[RECORD EXTRACTS start]

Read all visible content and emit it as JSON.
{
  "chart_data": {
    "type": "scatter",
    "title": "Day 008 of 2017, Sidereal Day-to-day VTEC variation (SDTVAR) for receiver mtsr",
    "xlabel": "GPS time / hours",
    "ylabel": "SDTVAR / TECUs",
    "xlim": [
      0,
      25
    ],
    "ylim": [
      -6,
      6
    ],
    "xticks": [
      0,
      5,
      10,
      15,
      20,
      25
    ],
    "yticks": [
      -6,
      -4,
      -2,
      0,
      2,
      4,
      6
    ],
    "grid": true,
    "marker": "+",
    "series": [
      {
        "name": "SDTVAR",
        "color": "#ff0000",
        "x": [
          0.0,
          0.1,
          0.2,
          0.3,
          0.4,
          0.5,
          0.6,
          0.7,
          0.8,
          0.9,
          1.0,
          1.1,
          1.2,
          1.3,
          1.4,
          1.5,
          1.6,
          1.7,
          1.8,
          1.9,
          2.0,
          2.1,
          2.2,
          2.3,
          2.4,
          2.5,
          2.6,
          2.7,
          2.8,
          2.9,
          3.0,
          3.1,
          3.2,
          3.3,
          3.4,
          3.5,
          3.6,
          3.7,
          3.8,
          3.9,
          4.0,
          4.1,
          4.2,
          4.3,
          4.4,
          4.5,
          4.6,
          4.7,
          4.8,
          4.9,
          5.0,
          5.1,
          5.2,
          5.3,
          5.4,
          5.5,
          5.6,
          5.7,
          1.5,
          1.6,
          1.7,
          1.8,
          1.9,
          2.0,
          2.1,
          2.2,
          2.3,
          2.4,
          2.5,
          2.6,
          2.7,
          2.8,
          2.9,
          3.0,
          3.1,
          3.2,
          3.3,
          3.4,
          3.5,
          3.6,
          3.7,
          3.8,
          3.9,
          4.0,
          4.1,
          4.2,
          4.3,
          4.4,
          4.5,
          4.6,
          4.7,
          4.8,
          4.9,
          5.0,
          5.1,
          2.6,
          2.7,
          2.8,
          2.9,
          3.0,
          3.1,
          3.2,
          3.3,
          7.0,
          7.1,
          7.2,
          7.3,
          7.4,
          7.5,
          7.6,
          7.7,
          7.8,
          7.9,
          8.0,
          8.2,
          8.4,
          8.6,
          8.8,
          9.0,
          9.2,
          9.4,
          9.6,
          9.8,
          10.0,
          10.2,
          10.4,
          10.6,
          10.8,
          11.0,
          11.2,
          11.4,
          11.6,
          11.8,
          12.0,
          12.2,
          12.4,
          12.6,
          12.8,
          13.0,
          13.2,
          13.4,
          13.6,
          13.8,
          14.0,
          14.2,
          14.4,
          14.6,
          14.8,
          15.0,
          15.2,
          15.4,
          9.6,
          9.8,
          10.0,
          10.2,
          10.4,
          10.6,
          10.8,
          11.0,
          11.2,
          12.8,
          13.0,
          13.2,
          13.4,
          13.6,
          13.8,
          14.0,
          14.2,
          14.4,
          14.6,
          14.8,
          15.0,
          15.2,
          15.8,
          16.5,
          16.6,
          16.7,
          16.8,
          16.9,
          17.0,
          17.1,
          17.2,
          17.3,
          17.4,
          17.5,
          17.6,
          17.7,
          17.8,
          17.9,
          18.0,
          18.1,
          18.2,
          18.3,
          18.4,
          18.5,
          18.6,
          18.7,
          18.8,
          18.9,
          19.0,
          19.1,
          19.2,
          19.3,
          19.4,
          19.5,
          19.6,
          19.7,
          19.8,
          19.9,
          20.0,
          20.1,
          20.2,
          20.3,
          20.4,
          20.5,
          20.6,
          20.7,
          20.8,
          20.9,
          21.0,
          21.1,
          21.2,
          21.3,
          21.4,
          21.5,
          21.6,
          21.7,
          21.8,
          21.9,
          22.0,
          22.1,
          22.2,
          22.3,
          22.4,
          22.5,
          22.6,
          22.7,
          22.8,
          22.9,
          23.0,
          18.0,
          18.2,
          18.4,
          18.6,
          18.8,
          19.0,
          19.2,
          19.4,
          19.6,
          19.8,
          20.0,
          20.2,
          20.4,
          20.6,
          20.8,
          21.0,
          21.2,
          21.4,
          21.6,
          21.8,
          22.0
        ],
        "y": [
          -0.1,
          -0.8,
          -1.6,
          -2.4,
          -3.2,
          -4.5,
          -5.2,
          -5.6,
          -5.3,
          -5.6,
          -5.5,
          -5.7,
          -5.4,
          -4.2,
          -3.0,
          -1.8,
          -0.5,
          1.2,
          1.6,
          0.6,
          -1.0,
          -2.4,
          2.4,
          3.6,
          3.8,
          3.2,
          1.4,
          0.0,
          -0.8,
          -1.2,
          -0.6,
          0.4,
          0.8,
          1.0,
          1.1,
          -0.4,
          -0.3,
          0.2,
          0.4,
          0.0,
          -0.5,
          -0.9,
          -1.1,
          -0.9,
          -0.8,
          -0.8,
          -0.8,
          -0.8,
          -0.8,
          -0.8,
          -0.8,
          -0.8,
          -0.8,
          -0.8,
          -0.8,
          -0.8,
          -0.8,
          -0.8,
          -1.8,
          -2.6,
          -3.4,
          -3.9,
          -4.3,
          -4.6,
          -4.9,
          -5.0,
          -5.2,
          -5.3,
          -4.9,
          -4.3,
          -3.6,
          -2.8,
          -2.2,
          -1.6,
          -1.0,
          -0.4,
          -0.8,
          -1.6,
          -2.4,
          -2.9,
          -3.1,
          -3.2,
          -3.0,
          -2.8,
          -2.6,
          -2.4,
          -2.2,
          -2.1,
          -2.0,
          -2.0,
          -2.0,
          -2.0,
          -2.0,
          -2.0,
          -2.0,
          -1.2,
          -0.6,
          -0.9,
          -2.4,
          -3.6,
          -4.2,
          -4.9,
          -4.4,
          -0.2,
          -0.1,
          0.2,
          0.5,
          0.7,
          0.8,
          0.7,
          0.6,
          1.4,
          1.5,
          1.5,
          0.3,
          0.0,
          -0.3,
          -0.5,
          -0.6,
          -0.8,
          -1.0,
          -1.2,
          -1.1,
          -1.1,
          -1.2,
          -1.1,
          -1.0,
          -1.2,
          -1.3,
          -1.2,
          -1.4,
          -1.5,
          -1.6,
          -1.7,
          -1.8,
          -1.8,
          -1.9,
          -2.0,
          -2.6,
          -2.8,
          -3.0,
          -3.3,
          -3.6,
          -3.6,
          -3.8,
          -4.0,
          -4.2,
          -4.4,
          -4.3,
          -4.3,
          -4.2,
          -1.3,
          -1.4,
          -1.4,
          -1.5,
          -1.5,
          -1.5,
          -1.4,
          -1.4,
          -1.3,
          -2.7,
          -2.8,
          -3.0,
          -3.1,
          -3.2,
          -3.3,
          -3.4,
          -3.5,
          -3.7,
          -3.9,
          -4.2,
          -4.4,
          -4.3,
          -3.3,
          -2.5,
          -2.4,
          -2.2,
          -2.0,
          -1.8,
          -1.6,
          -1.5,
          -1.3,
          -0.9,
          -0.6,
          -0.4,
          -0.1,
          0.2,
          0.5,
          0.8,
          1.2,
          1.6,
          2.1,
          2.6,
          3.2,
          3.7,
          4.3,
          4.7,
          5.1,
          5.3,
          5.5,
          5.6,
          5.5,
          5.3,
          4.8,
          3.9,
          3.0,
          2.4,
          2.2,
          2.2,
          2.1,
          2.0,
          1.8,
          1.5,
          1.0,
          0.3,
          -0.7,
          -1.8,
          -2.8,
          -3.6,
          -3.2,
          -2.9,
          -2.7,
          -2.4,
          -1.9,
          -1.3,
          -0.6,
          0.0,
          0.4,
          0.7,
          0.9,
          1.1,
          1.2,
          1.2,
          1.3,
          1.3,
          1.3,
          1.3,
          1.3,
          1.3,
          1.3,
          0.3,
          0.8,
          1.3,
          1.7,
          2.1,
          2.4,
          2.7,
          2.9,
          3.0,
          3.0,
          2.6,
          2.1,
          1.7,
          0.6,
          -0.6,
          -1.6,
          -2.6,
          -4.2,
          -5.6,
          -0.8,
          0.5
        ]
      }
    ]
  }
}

[RECORD EXTRACTS end]

» WRITTEN REQUEST
How many of the lines above hold the word "SDTVAR"? Give only that number.

» RESULT
3